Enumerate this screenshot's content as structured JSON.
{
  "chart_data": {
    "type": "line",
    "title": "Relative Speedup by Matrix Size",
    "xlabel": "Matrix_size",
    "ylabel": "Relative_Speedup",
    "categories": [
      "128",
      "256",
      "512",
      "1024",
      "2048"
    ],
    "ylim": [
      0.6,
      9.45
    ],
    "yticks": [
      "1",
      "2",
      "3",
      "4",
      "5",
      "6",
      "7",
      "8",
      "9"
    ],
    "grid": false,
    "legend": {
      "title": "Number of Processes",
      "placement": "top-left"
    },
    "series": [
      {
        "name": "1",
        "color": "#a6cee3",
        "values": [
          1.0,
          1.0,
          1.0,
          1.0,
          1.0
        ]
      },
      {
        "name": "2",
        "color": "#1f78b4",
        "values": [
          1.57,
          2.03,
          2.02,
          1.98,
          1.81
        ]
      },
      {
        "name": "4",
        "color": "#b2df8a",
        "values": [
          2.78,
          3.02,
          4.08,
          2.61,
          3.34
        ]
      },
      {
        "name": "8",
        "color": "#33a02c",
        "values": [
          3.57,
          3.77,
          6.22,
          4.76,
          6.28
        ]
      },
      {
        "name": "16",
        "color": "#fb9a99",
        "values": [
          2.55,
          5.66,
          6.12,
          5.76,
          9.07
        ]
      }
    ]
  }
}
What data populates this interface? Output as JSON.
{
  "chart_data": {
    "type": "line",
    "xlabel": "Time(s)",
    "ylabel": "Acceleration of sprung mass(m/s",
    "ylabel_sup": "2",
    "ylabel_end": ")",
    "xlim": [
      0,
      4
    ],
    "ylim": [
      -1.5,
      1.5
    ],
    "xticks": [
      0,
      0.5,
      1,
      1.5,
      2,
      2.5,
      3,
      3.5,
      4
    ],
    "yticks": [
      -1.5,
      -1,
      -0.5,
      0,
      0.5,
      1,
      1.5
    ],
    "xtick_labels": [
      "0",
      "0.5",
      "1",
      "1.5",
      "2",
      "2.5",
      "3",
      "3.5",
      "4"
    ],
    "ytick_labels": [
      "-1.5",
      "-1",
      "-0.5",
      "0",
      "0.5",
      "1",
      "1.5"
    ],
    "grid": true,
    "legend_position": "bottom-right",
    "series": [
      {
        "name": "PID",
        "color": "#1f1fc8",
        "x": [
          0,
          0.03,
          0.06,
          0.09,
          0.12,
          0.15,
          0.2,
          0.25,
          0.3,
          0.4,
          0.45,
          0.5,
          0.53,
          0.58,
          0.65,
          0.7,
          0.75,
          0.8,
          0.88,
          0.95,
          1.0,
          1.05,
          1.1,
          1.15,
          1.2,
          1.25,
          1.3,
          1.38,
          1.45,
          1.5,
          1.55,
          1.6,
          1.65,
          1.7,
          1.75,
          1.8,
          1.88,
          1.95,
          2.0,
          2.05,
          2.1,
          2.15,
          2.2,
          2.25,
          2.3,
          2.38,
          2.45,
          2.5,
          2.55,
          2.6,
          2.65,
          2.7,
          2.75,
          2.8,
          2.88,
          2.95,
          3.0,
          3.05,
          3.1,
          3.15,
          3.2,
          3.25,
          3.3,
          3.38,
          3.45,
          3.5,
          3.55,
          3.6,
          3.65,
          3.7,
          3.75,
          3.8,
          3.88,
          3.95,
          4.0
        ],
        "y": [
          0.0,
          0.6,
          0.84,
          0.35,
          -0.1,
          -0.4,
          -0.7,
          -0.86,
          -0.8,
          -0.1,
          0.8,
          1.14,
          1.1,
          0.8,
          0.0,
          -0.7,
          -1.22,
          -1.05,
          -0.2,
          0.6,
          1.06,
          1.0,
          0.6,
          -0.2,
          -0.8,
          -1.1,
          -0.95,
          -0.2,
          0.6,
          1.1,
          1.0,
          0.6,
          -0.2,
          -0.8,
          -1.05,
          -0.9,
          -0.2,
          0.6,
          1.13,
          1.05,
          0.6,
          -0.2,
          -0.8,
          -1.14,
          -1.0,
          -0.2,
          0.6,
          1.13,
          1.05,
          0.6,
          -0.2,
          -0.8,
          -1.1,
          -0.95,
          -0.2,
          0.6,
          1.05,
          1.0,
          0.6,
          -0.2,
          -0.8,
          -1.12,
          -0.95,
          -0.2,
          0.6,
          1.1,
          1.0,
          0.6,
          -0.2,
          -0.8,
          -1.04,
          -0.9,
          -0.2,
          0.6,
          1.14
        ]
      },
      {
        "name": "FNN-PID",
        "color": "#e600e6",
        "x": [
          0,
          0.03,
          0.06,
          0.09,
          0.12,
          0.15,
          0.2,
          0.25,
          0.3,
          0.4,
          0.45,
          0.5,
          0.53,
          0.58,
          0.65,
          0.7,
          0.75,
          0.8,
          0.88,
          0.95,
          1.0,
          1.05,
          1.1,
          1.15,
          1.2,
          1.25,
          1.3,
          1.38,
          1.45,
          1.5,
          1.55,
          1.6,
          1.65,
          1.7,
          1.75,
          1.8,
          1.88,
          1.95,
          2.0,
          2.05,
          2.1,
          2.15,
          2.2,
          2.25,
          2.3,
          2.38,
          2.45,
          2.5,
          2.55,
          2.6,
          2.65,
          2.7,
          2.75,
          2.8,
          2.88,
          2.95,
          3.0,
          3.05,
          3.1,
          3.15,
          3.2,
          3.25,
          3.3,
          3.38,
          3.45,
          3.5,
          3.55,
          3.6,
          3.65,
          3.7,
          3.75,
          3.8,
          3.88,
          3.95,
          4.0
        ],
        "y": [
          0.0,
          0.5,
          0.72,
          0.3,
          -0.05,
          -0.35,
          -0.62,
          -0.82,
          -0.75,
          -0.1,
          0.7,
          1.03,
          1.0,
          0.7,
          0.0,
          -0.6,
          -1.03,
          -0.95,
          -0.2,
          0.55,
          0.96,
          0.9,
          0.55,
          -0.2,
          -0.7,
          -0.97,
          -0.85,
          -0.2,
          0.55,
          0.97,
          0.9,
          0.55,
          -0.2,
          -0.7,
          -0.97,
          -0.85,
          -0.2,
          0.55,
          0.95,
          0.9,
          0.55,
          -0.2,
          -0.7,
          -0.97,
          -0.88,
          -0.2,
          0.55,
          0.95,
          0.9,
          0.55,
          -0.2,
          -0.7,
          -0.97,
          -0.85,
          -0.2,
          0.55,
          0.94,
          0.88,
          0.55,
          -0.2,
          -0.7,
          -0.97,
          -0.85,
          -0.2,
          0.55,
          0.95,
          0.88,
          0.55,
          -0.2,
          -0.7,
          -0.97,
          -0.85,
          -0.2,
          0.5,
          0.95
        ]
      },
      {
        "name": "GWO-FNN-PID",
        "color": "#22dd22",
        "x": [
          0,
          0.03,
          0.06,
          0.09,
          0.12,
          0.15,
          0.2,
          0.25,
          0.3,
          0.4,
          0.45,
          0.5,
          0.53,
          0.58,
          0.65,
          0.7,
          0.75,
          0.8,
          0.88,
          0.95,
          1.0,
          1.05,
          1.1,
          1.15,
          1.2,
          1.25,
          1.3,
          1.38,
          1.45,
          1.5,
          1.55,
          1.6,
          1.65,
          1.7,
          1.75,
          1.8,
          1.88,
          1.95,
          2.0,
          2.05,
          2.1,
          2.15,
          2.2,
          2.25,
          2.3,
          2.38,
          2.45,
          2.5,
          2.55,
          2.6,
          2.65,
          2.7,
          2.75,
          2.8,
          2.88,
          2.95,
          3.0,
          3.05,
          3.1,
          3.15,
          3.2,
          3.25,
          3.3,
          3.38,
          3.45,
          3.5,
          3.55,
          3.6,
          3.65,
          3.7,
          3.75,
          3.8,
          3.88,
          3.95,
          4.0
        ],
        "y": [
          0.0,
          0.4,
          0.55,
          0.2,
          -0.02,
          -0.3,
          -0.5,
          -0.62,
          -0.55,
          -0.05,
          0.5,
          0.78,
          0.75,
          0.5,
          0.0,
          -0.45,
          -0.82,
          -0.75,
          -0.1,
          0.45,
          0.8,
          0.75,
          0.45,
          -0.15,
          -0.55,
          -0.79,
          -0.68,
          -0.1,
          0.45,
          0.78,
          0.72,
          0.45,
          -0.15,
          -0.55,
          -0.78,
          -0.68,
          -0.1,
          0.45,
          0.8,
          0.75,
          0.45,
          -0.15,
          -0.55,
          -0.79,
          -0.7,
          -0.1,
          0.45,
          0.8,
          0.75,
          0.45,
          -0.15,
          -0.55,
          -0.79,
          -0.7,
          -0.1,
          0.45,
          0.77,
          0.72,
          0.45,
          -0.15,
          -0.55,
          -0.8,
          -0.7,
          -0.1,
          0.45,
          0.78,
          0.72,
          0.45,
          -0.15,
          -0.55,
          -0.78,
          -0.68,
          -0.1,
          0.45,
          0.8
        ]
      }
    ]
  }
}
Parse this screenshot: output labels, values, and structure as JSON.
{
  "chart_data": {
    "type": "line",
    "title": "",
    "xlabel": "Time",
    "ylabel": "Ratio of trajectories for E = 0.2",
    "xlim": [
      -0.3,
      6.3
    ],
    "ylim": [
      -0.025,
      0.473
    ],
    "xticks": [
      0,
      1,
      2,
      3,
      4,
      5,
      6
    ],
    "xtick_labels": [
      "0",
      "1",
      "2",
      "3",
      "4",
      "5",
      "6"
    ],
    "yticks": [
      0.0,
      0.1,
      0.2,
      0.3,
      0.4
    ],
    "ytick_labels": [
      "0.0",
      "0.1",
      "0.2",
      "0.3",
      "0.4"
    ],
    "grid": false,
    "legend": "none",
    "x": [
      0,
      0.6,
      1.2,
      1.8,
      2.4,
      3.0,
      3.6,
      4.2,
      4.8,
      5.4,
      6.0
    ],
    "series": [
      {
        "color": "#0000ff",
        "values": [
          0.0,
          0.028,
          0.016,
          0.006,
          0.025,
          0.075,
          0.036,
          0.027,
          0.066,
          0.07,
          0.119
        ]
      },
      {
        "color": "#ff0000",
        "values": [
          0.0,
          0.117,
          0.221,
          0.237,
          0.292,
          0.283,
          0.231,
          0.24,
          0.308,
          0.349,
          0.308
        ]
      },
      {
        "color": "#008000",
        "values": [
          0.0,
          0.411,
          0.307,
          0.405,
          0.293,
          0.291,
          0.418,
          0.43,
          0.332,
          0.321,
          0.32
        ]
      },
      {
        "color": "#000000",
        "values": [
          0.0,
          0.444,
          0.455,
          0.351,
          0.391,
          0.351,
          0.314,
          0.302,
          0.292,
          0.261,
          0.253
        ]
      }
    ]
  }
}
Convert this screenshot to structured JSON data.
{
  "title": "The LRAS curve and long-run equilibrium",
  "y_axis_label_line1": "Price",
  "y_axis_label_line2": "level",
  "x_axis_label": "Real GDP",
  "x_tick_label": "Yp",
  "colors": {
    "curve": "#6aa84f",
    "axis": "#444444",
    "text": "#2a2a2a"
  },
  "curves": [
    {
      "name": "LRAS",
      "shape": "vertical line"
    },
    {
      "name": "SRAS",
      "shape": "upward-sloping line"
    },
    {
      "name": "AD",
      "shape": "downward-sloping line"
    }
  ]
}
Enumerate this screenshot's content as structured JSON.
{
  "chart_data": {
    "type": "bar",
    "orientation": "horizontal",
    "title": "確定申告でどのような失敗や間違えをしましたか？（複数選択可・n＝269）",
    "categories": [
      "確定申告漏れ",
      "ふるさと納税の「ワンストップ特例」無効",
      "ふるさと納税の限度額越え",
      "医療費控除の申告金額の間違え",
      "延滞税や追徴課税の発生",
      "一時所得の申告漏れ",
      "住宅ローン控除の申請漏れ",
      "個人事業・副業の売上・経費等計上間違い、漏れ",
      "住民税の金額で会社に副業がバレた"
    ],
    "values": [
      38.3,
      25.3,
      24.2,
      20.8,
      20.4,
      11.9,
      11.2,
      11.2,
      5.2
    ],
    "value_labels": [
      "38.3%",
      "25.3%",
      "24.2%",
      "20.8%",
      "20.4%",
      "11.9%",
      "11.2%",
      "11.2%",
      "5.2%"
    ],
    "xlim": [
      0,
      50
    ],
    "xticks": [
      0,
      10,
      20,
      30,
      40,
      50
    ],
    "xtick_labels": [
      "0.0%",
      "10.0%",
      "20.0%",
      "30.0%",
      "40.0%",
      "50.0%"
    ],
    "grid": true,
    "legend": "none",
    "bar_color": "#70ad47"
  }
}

^^^^

Instruction>
Only lines with the word "title" should be collected from the material.

Solution to this exercise>
    "title": "Relative Speedup by Matrix Size",
      "title": "Number of Processes",
    "title": "",
  "title": "The LRAS curve and long-run equilibrium",
    "title": "確定申告でどのような失敗や間違えをしましたか？（複数選択可・n＝269）",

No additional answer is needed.